### Input
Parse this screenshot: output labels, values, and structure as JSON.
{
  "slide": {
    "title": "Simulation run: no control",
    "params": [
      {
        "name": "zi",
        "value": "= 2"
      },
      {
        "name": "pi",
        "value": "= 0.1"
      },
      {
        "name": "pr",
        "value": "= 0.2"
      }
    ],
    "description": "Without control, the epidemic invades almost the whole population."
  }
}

### Task directions
Copy out the whole listing exactly; please set it all down.

### Answer to the problem
Parse this screenshot: output labels, values, and structure as JSON.
{
  "slide": {
    "title": "Simulation run: no control",
    "params": [
      {
        "name": "zi",
        "value": "= 2"
      },
      {
        "name": "pi",
        "value": "= 0.1"
      },
      {
        "name": "pr",
        "value": "= 0.2"
      }
    ],
    "description": "Without control, the epidemic invades almost the whole population."
  }
}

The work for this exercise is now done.